● Dataset entries on figures:
───

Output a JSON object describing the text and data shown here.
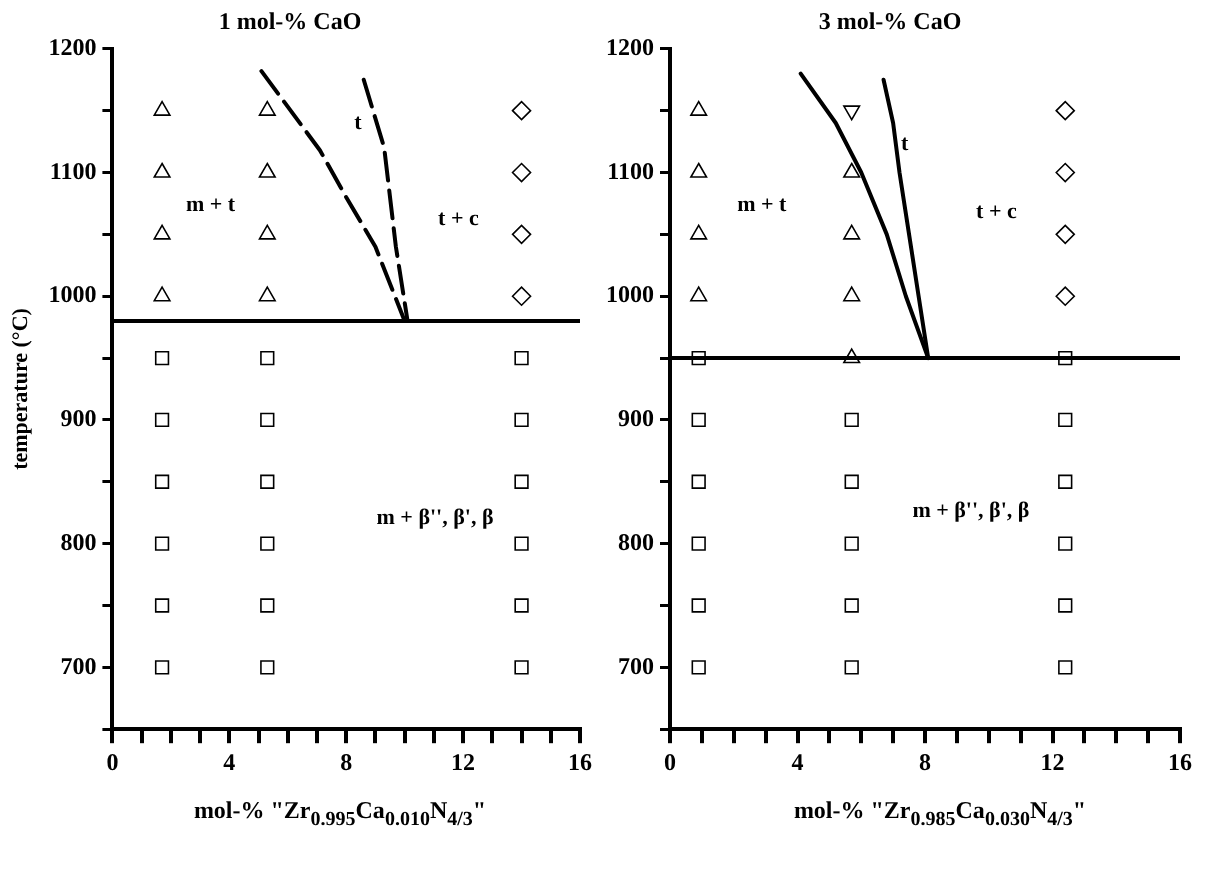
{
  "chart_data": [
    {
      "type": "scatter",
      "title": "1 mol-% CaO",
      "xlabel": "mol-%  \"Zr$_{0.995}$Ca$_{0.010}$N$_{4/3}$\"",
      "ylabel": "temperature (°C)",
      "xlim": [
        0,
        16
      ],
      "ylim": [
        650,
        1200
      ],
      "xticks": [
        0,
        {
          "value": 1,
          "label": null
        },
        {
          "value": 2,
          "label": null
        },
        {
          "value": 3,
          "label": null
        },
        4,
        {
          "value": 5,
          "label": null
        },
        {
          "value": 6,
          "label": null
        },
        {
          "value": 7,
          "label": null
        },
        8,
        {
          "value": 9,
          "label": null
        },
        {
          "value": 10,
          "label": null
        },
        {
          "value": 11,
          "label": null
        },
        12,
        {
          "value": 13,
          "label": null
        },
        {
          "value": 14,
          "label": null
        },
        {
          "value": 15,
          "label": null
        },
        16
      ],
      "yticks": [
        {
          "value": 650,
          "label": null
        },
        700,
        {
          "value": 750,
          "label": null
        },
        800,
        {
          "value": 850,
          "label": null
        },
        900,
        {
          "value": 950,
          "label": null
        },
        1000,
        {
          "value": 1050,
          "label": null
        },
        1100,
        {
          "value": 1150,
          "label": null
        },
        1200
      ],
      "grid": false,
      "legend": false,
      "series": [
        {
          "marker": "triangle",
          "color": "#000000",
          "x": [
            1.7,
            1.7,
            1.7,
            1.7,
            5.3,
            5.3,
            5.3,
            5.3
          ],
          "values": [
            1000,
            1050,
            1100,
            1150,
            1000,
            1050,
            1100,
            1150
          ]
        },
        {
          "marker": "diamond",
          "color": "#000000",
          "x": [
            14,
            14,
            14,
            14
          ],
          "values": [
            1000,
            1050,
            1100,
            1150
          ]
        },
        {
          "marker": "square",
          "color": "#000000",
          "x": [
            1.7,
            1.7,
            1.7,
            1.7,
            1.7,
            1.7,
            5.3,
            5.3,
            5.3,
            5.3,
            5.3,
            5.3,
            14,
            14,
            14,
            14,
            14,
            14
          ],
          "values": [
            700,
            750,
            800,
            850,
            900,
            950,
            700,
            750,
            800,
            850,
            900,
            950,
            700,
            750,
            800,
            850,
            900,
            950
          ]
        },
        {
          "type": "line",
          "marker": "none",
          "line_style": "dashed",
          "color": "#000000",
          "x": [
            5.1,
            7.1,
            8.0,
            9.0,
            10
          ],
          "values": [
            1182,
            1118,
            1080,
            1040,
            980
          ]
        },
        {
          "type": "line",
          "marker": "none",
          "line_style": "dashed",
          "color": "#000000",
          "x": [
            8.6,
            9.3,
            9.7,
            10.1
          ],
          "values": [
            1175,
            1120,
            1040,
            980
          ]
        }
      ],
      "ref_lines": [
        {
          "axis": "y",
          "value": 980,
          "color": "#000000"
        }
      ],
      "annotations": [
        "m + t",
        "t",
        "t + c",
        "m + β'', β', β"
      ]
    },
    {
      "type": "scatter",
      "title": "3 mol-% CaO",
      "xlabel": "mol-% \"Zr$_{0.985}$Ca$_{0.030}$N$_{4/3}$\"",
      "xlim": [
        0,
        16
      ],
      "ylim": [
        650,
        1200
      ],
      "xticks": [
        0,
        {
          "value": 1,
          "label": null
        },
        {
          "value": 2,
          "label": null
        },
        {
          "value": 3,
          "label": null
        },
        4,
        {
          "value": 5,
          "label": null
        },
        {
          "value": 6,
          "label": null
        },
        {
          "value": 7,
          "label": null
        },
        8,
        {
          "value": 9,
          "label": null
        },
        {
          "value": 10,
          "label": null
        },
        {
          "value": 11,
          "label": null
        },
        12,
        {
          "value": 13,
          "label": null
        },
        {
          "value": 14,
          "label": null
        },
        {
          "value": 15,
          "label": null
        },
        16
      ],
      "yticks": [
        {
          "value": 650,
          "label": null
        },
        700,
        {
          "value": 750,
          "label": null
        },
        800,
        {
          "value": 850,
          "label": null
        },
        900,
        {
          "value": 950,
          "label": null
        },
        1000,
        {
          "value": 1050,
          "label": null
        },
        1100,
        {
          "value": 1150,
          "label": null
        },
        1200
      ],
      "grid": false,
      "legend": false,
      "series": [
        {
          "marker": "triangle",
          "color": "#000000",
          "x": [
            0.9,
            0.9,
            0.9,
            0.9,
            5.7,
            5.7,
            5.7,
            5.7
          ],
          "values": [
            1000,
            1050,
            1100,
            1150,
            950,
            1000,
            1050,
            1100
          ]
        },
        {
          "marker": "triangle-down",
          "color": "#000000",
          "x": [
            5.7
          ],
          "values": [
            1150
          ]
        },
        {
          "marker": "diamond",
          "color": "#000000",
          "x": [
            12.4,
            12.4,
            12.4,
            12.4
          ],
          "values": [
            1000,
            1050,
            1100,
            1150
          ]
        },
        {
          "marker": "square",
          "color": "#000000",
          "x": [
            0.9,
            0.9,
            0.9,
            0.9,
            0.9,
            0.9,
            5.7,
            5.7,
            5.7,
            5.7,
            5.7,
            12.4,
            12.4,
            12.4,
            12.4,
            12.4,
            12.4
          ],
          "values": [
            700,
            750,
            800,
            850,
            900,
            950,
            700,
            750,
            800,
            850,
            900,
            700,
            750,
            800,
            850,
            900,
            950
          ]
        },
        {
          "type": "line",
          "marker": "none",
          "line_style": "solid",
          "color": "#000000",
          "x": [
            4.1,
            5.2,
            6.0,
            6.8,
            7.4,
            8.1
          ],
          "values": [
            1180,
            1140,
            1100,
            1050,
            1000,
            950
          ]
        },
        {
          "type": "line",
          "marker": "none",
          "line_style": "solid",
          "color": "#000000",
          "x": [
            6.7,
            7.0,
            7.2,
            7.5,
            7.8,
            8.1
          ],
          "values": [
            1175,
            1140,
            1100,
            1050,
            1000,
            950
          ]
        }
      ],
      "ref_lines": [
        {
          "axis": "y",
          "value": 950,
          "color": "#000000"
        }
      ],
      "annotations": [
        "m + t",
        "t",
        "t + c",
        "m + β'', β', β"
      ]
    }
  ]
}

───

● Problem details: In this exercise, set down all of the data exactly, without the pictures.

● The answer:
Output a JSON object describing the text and data shown here.
{
  "chart_data": [
    {
      "type": "scatter",
      "title": "1 mol-% CaO",
      "xlabel": "mol-%  \"Zr$_{0.995}$Ca$_{0.010}$N$_{4/3}$\"",
      "ylabel": "temperature (°C)",
      "xlim": [
        0,
        16
      ],
      "ylim": [
        650,
        1200
      ],
      "xticks": [
        0,
        {
          "value": 1,
          "label": null
        },
        {
          "value": 2,
          "label": null
        },
        {
          "value": 3,
          "label": null
        },
        4,
        {
          "value": 5,
          "label": null
        },
        {
          "value": 6,
          "label": null
        },
        {
          "value": 7,
          "label": null
        },
        8,
        {
          "value": 9,
          "label": null
        },
        {
          "value": 10,
          "label": null
        },
        {
          "value": 11,
          "label": null
        },
        12,
        {
          "value": 13,
          "label": null
        },
        {
          "value": 14,
          "label": null
        },
        {
          "value": 15,
          "label": null
        },
        16
      ],
      "yticks": [
        {
          "value": 650,
          "label": null
        },
        700,
        {
          "value": 750,
          "label": null
        },
        800,
        {
          "value": 850,
          "label": null
        },
        900,
        {
          "value": 950,
          "label": null
        },
        1000,
        {
          "value": 1050,
          "label": null
        },
        1100,
        {
          "value": 1150,
          "label": null
        },
        1200
      ],
      "grid": false,
      "legend": false,
      "series": [
        {
          "marker": "triangle",
          "color": "#000000",
          "x": [
            1.7,
            1.7,
            1.7,
            1.7,
            5.3,
            5.3,
            5.3,
            5.3
          ],
          "values": [
            1000,
            1050,
            1100,
            1150,
            1000,
            1050,
            1100,
            1150
          ]
        },
        {
          "marker": "diamond",
          "color": "#000000",
          "x": [
            14,
            14,
            14,
            14
          ],
          "values": [
            1000,
            1050,
            1100,
            1150
          ]
        },
        {
          "marker": "square",
          "color": "#000000",
          "x": [
            1.7,
            1.7,
            1.7,
            1.7,
            1.7,
            1.7,
            5.3,
            5.3,
            5.3,
            5.3,
            5.3,
            5.3,
            14,
            14,
            14,
            14,
            14,
            14
          ],
          "values": [
            700,
            750,
            800,
            850,
            900,
            950,
            700,
            750,
            800,
            850,
            900,
            950,
            700,
            750,
            800,
            850,
            900,
            950
          ]
        },
        {
          "type": "line",
          "marker": "none",
          "line_style": "dashed",
          "color": "#000000",
          "x": [
            5.1,
            7.1,
            8.0,
            9.0,
            10
          ],
          "values": [
            1182,
            1118,
            1080,
            1040,
            980
          ]
        },
        {
          "type": "line",
          "marker": "none",
          "line_style": "dashed",
          "color": "#000000",
          "x": [
            8.6,
            9.3,
            9.7,
            10.1
          ],
          "values": [
            1175,
            1120,
            1040,
            980
          ]
        }
      ],
      "ref_lines": [
        {
          "axis": "y",
          "value": 980,
          "color": "#000000"
        }
      ],
      "annotations": [
        "m + t",
        "t",
        "t + c",
        "m + β'', β', β"
      ]
    },
    {
      "type": "scatter",
      "title": "3 mol-% CaO",
      "xlabel": "mol-% \"Zr$_{0.985}$Ca$_{0.030}$N$_{4/3}$\"",
      "xlim": [
        0,
        16
      ],
      "ylim": [
        650,
        1200
      ],
      "xticks": [
        0,
        {
          "value": 1,
          "label": null
        },
        {
          "value": 2,
          "label": null
        },
        {
          "value": 3,
          "label": null
        },
        4,
        {
          "value": 5,
          "label": null
        },
        {
          "value": 6,
          "label": null
        },
        {
          "value": 7,
          "label": null
        },
        8,
        {
          "value": 9,
          "label": null
        },
        {
          "value": 10,
          "label": null
        },
        {
          "value": 11,
          "label": null
        },
        12,
        {
          "value": 13,
          "label": null
        },
        {
          "value": 14,
          "label": null
        },
        {
          "value": 15,
          "label": null
        },
        16
      ],
      "yticks": [
        {
          "value": 650,
          "label": null
        },
        700,
        {
          "value": 750,
          "label": null
        },
        800,
        {
          "value": 850,
          "label": null
        },
        900,
        {
          "value": 950,
          "label": null
        },
        1000,
        {
          "value": 1050,
          "label": null
        },
        1100,
        {
          "value": 1150,
          "label": null
        },
        1200
      ],
      "grid": false,
      "legend": false,
      "series": [
        {
          "marker": "triangle",
          "color": "#000000",
          "x": [
            0.9,
            0.9,
            0.9,
            0.9,
            5.7,
            5.7,
            5.7,
            5.7
          ],
          "values": [
            1000,
            1050,
            1100,
            1150,
            950,
            1000,
            1050,
            1100
          ]
        },
        {
          "marker": "triangle-down",
          "color": "#000000",
          "x": [
            5.7
          ],
          "values": [
            1150
          ]
        },
        {
          "marker": "diamond",
          "color": "#000000",
          "x": [
            12.4,
            12.4,
            12.4,
            12.4
          ],
          "values": [
            1000,
            1050,
            1100,
            1150
          ]
        },
        {
          "marker": "square",
          "color": "#000000",
          "x": [
            0.9,
            0.9,
            0.9,
            0.9,
            0.9,
            0.9,
            5.7,
            5.7,
            5.7,
            5.7,
            5.7,
            12.4,
            12.4,
            12.4,
            12.4,
            12.4,
            12.4
          ],
          "values": [
            700,
            750,
            800,
            850,
            900,
            950,
            700,
            750,
            800,
            850,
            900,
            700,
            750,
            800,
            850,
            900,
            950
          ]
        },
        {
          "type": "line",
          "marker": "none",
          "line_style": "solid",
          "color": "#000000",
          "x": [
            4.1,
            5.2,
            6.0,
            6.8,
            7.4,
            8.1
          ],
          "values": [
            1180,
            1140,
            1100,
            1050,
            1000,
            950
          ]
        },
        {
          "type": "line",
          "marker": "none",
          "line_style": "solid",
          "color": "#000000",
          "x": [
            6.7,
            7.0,
            7.2,
            7.5,
            7.8,
            8.1
          ],
          "values": [
            1175,
            1140,
            1100,
            1050,
            1000,
            950
          ]
        }
      ],
      "ref_lines": [
        {
          "axis": "y",
          "value": 950,
          "color": "#000000"
        }
      ],
      "annotations": [
        "m + t",
        "t",
        "t + c",
        "m + β'', β', β"
      ]
    }
  ]
}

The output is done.